== MATERIAL TO PROCESS ==
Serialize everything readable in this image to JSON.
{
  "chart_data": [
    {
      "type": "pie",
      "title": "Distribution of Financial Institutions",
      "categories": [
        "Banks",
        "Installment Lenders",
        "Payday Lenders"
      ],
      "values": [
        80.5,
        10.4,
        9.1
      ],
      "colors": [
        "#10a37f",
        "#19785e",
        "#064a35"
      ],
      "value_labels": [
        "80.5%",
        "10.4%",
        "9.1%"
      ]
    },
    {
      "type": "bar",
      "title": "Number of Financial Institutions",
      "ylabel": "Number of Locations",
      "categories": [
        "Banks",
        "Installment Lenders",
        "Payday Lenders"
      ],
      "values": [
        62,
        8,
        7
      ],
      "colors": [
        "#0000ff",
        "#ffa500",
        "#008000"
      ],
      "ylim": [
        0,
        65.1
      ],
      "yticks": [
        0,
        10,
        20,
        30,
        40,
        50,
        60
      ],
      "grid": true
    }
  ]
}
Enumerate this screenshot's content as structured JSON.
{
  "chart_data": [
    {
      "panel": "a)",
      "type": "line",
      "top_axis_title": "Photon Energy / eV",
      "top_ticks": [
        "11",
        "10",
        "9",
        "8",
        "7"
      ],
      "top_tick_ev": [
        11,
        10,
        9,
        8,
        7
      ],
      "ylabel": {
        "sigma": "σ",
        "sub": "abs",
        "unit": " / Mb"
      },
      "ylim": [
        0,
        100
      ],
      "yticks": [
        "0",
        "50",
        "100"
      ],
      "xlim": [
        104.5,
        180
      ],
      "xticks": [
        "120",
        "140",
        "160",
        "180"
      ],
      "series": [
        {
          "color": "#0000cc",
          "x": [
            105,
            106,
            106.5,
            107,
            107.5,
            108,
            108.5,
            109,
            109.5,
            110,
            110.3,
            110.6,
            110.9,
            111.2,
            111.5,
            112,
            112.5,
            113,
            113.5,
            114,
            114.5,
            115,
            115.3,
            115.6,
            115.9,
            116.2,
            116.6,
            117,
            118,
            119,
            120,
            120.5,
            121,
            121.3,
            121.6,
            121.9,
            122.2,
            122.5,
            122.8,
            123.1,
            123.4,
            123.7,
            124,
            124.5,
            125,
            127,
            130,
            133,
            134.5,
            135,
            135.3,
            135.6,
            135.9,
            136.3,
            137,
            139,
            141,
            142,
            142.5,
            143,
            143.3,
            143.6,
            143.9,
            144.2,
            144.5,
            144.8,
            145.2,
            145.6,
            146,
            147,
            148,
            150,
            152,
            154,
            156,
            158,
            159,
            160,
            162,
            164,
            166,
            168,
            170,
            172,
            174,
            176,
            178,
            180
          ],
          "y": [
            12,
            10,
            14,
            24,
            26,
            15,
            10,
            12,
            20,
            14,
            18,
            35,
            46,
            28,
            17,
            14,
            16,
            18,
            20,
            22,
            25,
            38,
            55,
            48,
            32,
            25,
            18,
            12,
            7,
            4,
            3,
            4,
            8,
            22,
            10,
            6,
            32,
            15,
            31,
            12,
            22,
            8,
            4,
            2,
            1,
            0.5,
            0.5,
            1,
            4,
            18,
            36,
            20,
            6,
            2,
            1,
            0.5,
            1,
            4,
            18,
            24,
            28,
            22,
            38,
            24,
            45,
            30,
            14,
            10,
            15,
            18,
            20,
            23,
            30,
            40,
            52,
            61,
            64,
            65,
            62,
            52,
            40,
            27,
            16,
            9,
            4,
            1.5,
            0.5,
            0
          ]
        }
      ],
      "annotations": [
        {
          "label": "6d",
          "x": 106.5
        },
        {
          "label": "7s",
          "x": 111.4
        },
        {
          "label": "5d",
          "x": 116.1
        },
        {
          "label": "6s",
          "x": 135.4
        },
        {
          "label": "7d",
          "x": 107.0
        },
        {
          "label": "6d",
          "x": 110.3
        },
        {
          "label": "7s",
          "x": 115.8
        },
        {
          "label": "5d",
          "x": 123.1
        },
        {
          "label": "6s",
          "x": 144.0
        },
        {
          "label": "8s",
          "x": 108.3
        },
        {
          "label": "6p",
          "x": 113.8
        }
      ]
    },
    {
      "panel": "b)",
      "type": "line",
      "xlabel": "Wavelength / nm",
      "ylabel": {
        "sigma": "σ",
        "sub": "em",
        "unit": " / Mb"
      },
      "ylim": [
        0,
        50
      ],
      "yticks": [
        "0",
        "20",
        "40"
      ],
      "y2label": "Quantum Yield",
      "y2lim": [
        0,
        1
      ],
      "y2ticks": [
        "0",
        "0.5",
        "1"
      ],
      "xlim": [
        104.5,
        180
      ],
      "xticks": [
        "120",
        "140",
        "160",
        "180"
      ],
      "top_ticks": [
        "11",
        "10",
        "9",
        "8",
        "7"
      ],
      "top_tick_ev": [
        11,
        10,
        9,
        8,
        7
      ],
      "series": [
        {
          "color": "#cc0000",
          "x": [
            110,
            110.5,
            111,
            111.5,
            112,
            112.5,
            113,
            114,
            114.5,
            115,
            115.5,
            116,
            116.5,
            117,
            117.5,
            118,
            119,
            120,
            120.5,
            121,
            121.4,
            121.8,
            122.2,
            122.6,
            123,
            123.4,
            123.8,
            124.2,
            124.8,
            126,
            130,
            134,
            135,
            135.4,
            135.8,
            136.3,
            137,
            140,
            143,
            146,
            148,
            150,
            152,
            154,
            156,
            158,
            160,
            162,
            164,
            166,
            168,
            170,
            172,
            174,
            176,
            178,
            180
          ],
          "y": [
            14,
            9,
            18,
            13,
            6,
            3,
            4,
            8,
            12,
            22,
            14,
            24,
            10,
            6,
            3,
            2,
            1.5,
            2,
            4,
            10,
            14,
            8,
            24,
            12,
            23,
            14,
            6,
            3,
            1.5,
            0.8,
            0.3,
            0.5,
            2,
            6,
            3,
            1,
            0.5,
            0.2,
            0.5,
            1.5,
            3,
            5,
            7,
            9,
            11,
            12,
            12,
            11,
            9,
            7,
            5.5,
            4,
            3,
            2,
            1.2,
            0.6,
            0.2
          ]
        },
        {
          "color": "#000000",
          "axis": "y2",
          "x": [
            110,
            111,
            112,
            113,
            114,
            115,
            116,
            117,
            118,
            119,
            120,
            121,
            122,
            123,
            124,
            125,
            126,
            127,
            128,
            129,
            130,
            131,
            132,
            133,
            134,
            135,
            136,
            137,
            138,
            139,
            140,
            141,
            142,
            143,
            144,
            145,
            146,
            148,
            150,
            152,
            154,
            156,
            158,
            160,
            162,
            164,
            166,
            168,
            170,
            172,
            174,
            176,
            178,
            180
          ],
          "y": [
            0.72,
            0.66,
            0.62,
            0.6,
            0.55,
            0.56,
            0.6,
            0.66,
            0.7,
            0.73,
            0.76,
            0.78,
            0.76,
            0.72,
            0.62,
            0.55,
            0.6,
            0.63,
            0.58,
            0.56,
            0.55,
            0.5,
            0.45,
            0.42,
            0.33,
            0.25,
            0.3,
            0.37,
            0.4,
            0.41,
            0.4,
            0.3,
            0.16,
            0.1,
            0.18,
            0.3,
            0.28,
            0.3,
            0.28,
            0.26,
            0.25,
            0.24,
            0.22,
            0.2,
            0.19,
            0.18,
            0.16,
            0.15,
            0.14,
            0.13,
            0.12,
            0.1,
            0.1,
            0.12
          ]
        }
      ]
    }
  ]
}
===
WHAT YOU NEED TO DO >>
Extract every line containing the string "Number" from the material.

REPLY >>
      "title": "Number of Financial Institutions",
      "ylabel": "Number of Locations",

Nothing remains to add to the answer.